::: INPUT MATERIAL

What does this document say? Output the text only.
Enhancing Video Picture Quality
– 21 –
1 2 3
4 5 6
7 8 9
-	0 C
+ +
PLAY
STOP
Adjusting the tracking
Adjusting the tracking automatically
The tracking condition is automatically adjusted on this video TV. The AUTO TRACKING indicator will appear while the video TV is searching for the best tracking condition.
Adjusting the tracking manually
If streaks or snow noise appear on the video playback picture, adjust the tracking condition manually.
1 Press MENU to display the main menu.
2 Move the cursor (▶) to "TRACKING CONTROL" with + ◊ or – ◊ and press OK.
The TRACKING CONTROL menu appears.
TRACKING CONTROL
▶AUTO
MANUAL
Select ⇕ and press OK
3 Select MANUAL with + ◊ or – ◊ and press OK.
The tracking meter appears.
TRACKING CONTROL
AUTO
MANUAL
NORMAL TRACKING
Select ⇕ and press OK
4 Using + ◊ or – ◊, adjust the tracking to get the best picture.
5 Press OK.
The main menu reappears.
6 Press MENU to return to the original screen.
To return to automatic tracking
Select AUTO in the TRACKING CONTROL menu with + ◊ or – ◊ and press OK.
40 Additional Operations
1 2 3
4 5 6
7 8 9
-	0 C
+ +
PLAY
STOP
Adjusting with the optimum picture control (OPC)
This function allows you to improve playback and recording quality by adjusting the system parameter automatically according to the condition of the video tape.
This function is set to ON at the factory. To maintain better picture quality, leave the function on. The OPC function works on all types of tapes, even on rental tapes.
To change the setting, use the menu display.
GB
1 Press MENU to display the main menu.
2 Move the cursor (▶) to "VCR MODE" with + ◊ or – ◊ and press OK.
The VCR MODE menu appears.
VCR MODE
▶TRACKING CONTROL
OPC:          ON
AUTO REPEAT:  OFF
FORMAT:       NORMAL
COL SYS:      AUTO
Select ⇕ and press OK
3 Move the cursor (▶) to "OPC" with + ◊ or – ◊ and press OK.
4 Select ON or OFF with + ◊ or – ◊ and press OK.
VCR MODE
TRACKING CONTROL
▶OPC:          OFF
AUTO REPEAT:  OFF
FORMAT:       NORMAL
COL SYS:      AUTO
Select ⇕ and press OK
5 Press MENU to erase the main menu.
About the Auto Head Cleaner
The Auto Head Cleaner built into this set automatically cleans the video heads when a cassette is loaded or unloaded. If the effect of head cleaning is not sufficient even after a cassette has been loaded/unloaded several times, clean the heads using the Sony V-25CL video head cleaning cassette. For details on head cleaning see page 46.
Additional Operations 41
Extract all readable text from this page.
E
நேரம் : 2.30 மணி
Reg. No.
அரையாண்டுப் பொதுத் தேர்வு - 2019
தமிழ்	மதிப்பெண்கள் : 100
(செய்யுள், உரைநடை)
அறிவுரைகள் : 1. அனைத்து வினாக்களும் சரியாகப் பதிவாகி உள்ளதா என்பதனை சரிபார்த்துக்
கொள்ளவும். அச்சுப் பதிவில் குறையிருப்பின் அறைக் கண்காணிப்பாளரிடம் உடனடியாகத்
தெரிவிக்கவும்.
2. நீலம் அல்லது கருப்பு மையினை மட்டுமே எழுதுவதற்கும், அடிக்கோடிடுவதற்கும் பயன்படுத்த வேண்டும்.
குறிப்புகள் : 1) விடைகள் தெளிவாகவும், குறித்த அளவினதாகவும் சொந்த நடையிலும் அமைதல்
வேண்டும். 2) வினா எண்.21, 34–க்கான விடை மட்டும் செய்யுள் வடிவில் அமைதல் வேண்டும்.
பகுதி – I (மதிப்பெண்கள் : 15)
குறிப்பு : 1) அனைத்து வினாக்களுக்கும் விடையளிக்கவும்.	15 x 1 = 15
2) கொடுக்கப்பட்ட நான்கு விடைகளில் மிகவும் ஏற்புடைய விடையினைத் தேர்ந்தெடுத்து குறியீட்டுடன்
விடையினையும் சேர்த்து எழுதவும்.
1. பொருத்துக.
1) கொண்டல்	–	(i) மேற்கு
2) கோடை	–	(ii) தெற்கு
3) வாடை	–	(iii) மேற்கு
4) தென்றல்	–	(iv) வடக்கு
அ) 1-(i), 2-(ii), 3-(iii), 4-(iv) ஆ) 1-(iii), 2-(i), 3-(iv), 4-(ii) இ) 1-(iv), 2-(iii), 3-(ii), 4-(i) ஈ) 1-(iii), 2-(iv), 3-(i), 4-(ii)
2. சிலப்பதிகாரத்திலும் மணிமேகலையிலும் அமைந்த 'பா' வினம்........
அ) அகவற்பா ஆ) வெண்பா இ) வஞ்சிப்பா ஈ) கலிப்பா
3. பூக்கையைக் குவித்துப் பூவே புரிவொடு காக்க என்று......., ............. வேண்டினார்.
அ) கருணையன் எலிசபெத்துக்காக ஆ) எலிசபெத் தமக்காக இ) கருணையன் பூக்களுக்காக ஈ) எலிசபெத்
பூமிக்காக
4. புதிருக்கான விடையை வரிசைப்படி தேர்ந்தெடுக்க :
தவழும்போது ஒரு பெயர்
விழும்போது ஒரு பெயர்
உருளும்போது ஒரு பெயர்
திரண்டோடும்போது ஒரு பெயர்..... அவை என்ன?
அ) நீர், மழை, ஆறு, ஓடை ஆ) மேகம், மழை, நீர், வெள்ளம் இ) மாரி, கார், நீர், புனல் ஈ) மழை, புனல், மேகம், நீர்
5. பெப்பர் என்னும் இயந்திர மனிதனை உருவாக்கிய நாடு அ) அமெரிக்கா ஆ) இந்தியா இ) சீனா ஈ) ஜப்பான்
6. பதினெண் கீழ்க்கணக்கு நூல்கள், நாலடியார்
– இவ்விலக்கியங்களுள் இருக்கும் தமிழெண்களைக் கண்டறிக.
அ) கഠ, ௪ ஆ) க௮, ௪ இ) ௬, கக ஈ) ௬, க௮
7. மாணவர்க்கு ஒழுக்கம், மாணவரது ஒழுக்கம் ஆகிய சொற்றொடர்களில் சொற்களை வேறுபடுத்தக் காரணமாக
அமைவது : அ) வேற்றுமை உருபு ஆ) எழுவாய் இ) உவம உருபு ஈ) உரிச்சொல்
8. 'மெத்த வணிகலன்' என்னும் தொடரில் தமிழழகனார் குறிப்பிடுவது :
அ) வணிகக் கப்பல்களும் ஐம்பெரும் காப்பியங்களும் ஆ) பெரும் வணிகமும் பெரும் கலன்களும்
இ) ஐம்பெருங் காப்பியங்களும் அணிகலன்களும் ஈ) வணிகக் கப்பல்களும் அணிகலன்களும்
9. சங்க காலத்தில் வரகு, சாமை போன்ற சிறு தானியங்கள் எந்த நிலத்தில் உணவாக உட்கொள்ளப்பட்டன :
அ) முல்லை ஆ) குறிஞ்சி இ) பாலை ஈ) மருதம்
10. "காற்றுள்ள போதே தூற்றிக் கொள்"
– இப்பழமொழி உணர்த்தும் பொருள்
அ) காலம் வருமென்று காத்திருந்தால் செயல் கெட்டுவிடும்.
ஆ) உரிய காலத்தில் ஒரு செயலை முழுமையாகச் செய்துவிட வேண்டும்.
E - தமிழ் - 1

::::::

### TASK
Give all of the entries again, word for word.

### REPLY TO THE EXERCISE
What does this document say? Output the text only.
Enhancing Video Picture Quality
– 21 –
1 2 3
4 5 6
7 8 9
-	0 C
+ +
PLAY
STOP
Adjusting the tracking
Adjusting the tracking automatically
The tracking condition is automatically adjusted on this video TV. The AUTO TRACKING indicator will appear while the video TV is searching for the best tracking condition.
Adjusting the tracking manually
If streaks or snow noise appear on the video playback picture, adjust the tracking condition manually.
1 Press MENU to display the main menu.
2 Move the cursor (▶) to "TRACKING CONTROL" with + ◊ or – ◊ and press OK.
The TRACKING CONTROL menu appears.
TRACKING CONTROL
▶AUTO
MANUAL
Select ⇕ and press OK
3 Select MANUAL with + ◊ or – ◊ and press OK.
The tracking meter appears.
TRACKING CONTROL
AUTO
MANUAL
NORMAL TRACKING
Select ⇕ and press OK
4 Using + ◊ or – ◊, adjust the tracking to get the best picture.
5 Press OK.
The main menu reappears.
6 Press MENU to return to the original screen.
To return to automatic tracking
Select AUTO in the TRACKING CONTROL menu with + ◊ or – ◊ and press OK.
40 Additional Operations
1 2 3
4 5 6
7 8 9
-	0 C
+ +
PLAY
STOP
Adjusting with the optimum picture control (OPC)
This function allows you to improve playback and recording quality by adjusting the system parameter automatically according to the condition of the video tape.
This function is set to ON at the factory. To maintain better picture quality, leave the function on. The OPC function works on all types of tapes, even on rental tapes.
To change the setting, use the menu display.
GB
1 Press MENU to display the main menu.
2 Move the cursor (▶) to "VCR MODE" with + ◊ or – ◊ and press OK.
The VCR MODE menu appears.
VCR MODE
▶TRACKING CONTROL
OPC:          ON
AUTO REPEAT:  OFF
FORMAT:       NORMAL
COL SYS:      AUTO
Select ⇕ and press OK
3 Move the cursor (▶) to "OPC" with + ◊ or – ◊ and press OK.
4 Select ON or OFF with + ◊ or – ◊ and press OK.
VCR MODE
TRACKING CONTROL
▶OPC:          OFF
AUTO REPEAT:  OFF
FORMAT:       NORMAL
COL SYS:      AUTO
Select ⇕ and press OK
5 Press MENU to erase the main menu.
About the Auto Head Cleaner
The Auto Head Cleaner built into this set automatically cleans the video heads when a cassette is loaded or unloaded. If the effect of head cleaning is not sufficient even after a cassette has been loaded/unloaded several times, clean the heads using the Sony V-25CL video head cleaning cassette. For details on head cleaning see page 46.
Additional Operations 41
Extract all readable text from this page.
E
நேரம் : 2.30 மணி
Reg. No.
அரையாண்டுப் பொதுத் தேர்வு - 2019
தமிழ்	மதிப்பெண்கள் : 100
(செய்யுள், உரைநடை)
அறிவுரைகள் : 1. அனைத்து வினாக்களும் சரியாகப் பதிவாகி உள்ளதா என்பதனை சரிபார்த்துக்
கொள்ளவும். அச்சுப் பதிவில் குறையிருப்பின் அறைக் கண்காணிப்பாளரிடம் உடனடியாகத்
தெரிவிக்கவும்.
2. நீலம் அல்லது கருப்பு மையினை மட்டுமே எழுதுவதற்கும், அடிக்கோடிடுவதற்கும் பயன்படுத்த வேண்டும்.
குறிப்புகள் : 1) விடைகள் தெளிவாகவும், குறித்த அளவினதாகவும் சொந்த நடையிலும் அமைதல்
வேண்டும். 2) வினா எண்.21, 34–க்கான விடை மட்டும் செய்யுள் வடிவில் அமைதல் வேண்டும்.
பகுதி – I (மதிப்பெண்கள் : 15)
குறிப்பு : 1) அனைத்து வினாக்களுக்கும் விடையளிக்கவும்.	15 x 1 = 15
2) கொடுக்கப்பட்ட நான்கு விடைகளில் மிகவும் ஏற்புடைய விடையினைத் தேர்ந்தெடுத்து குறியீட்டுடன்
விடையினையும் சேர்த்து எழுதவும்.
1. பொருத்துக.
1) கொண்டல்	–	(i) மேற்கு
2) கோடை	–	(ii) தெற்கு
3) வாடை	–	(iii) மேற்கு
4) தென்றல்	–	(iv) வடக்கு
அ) 1-(i), 2-(ii), 3-(iii), 4-(iv) ஆ) 1-(iii), 2-(i), 3-(iv), 4-(ii) இ) 1-(iv), 2-(iii), 3-(ii), 4-(i) ஈ) 1-(iii), 2-(iv), 3-(i), 4-(ii)
2. சிலப்பதிகாரத்திலும் மணிமேகலையிலும் அமைந்த 'பா' வினம்........
அ) அகவற்பா ஆ) வெண்பா இ) வஞ்சிப்பா ஈ) கலிப்பா
3. பூக்கையைக் குவித்துப் பூவே புரிவொடு காக்க என்று......., ............. வேண்டினார்.
அ) கருணையன் எலிசபெத்துக்காக ஆ) எலிசபெத் தமக்காக இ) கருணையன் பூக்களுக்காக ஈ) எலிசபெத்
பூமிக்காக
4. புதிருக்கான விடையை வரிசைப்படி தேர்ந்தெடுக்க :
தவழும்போது ஒரு பெயர்
விழும்போது ஒரு பெயர்
உருளும்போது ஒரு பெயர்
திரண்டோடும்போது ஒரு பெயர்..... அவை என்ன?
அ) நீர், மழை, ஆறு, ஓடை ஆ) மேகம், மழை, நீர், வெள்ளம் இ) மாரி, கார், நீர், புனல் ஈ) மழை, புனல், மேகம், நீர்
5. பெப்பர் என்னும் இயந்திர மனிதனை உருவாக்கிய நாடு அ) அமெரிக்கா ஆ) இந்தியா இ) சீனா ஈ) ஜப்பான்
6. பதினெண் கீழ்க்கணக்கு நூல்கள், நாலடியார்
– இவ்விலக்கியங்களுள் இருக்கும் தமிழெண்களைக் கண்டறிக.
அ) கഠ, ௪ ஆ) க௮, ௪ இ) ௬, கக ஈ) ௬, க௮
7. மாணவர்க்கு ஒழுக்கம், மாணவரது ஒழுக்கம் ஆகிய சொற்றொடர்களில் சொற்களை வேறுபடுத்தக் காரணமாக
அமைவது : அ) வேற்றுமை உருபு ஆ) எழுவாய் இ) உவம உருபு ஈ) உரிச்சொல்
8. 'மெத்த வணிகலன்' என்னும் தொடரில் தமிழழகனார் குறிப்பிடுவது :
அ) வணிகக் கப்பல்களும் ஐம்பெரும் காப்பியங்களும் ஆ) பெரும் வணிகமும் பெரும் கலன்களும்
இ) ஐம்பெருங் காப்பியங்களும் அணிகலன்களும் ஈ) வணிகக் கப்பல்களும் அணிகலன்களும்
9. சங்க காலத்தில் வரகு, சாமை போன்ற சிறு தானியங்கள் எந்த நிலத்தில் உணவாக உட்கொள்ளப்பட்டன :
அ) முல்லை ஆ) குறிஞ்சி இ) பாலை ஈ) மருதம்
10. "காற்றுள்ள போதே தூற்றிக் கொள்"
– இப்பழமொழி உணர்த்தும் பொருள்
அ) காலம் வருமென்று காத்திருந்தால் செயல் கெட்டுவிடும்.
ஆ) உரிய காலத்தில் ஒரு செயலை முழுமையாகச் செய்துவிட வேண்டும்.
E - தமிழ் - 1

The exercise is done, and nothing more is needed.